REQUIREMENT
How many of the lines here include "MONDIAL"? Answer with a single number.

DATA FOR PROCESSING
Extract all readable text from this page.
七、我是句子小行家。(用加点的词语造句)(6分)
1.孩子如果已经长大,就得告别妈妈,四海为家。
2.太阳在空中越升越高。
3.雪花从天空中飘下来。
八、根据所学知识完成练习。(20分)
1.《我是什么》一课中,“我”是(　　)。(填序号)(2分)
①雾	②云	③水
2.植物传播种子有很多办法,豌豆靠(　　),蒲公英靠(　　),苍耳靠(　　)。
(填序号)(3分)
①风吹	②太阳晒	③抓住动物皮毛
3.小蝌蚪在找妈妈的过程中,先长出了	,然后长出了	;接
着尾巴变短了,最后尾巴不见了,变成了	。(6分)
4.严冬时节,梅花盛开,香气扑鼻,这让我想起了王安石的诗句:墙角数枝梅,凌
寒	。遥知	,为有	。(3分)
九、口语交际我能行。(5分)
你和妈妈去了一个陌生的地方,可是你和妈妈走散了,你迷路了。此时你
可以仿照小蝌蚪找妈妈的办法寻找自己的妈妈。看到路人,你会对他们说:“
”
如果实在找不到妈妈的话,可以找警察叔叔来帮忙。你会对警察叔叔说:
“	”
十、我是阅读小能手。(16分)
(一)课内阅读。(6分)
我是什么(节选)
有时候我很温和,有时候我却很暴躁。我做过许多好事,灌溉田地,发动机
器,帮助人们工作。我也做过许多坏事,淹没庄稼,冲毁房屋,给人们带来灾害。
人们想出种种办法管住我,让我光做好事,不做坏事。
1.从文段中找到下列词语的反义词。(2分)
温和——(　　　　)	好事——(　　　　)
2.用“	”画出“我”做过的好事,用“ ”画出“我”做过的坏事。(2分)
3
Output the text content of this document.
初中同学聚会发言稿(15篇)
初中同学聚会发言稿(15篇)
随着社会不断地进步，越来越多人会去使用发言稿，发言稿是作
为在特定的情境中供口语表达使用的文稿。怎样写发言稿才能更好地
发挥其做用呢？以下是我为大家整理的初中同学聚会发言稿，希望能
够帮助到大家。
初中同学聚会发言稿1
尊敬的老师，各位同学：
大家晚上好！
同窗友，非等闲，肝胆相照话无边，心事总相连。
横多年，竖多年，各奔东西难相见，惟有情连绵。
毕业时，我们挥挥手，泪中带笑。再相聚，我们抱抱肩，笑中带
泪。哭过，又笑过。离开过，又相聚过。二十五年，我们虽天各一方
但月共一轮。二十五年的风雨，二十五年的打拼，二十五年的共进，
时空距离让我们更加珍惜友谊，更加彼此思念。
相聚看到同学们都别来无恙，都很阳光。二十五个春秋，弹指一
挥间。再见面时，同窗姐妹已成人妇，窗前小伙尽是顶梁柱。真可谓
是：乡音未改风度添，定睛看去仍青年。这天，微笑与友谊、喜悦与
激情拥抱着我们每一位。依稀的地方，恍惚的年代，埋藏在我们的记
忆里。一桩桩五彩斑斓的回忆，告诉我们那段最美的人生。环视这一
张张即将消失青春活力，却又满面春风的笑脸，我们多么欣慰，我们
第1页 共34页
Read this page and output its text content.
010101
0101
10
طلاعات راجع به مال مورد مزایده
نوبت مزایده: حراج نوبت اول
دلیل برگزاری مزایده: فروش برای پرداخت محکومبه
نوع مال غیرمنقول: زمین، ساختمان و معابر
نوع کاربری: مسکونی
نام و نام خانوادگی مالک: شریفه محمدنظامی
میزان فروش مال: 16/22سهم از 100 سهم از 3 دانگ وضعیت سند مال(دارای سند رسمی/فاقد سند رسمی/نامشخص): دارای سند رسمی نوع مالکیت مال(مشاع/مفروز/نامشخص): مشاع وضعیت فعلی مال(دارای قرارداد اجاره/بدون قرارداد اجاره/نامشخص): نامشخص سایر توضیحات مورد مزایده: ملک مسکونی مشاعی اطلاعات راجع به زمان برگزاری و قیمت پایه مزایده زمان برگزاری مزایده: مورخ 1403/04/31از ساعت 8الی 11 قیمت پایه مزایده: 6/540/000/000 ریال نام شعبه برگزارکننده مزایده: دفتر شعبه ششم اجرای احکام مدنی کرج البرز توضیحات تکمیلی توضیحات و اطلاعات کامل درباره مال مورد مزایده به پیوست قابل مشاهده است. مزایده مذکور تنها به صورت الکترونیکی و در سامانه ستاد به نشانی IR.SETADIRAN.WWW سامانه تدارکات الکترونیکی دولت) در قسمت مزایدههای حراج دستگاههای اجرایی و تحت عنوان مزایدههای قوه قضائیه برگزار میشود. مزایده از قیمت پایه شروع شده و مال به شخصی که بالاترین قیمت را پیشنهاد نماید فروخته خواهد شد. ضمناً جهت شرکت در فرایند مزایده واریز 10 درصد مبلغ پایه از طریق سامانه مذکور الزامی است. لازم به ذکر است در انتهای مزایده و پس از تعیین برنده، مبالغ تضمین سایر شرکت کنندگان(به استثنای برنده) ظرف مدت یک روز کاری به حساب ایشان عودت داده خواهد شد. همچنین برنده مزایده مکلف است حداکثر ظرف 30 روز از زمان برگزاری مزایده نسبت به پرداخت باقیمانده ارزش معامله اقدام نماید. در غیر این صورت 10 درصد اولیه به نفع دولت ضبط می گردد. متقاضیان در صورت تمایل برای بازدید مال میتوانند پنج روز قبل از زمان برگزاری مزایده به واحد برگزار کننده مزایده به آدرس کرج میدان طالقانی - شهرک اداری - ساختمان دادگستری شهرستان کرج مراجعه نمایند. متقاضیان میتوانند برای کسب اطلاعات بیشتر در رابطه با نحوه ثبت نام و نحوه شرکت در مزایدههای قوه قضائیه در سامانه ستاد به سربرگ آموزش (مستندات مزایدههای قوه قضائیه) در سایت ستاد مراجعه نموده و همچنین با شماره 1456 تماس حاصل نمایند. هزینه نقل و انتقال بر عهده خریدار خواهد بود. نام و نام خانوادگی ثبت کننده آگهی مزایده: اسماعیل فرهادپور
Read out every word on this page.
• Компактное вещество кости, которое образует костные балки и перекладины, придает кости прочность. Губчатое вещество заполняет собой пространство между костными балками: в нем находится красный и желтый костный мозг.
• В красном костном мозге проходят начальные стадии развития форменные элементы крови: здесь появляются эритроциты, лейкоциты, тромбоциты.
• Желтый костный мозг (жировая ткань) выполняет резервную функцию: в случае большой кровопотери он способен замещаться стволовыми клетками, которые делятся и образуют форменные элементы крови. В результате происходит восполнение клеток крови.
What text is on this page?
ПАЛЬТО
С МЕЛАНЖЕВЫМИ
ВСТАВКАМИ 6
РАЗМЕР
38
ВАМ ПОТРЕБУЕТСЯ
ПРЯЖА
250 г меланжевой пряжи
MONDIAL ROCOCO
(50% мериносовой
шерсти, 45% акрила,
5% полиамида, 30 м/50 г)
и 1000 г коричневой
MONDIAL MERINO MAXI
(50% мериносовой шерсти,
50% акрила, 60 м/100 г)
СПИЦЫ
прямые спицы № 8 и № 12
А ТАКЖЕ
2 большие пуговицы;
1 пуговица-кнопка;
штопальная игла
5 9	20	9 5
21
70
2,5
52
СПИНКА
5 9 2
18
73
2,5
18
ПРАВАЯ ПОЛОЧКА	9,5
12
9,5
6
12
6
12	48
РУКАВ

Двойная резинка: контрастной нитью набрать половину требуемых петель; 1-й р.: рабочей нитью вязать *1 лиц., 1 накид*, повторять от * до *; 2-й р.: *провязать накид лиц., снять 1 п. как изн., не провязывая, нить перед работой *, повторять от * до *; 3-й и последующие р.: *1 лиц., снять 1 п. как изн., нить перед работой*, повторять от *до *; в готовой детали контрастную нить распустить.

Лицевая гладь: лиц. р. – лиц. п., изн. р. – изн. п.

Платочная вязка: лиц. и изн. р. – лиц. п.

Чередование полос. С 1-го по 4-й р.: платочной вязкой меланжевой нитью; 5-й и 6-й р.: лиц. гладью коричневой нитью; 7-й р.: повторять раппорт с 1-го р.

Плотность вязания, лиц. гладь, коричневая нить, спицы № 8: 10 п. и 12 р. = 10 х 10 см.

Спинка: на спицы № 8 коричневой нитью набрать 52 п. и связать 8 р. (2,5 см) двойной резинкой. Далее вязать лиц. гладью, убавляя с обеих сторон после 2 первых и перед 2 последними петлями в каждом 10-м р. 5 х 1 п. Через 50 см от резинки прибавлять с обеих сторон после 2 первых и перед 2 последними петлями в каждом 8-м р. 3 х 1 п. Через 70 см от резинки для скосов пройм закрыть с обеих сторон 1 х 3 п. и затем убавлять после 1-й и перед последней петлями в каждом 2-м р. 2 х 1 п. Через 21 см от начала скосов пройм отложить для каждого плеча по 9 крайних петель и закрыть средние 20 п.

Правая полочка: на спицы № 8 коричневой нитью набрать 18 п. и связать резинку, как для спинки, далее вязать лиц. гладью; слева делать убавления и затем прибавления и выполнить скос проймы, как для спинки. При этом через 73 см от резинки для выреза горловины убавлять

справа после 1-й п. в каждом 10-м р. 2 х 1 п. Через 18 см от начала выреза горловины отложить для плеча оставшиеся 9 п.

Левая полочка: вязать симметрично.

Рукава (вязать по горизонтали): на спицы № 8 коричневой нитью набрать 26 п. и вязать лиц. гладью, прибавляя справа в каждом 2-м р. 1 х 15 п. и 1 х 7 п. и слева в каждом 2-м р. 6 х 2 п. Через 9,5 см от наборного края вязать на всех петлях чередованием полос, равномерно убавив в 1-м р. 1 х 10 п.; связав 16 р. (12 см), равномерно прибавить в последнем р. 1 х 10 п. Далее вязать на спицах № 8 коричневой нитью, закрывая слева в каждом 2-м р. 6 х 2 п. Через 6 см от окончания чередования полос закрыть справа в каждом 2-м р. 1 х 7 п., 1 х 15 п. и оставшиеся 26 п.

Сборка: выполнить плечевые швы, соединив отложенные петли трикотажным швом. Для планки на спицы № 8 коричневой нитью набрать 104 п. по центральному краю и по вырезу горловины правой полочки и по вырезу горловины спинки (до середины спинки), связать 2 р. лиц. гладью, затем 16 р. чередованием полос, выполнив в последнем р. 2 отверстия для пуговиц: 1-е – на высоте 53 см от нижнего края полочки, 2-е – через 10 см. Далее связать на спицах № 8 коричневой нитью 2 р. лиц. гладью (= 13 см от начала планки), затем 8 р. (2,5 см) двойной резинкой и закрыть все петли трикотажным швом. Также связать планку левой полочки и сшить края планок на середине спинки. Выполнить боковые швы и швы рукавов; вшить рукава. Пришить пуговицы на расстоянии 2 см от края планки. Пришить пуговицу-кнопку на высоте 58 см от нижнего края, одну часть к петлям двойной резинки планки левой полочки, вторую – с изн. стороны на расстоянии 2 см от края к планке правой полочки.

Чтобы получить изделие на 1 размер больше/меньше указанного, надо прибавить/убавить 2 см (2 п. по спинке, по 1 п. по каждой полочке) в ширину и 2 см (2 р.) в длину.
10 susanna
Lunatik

FULL ANSWER
2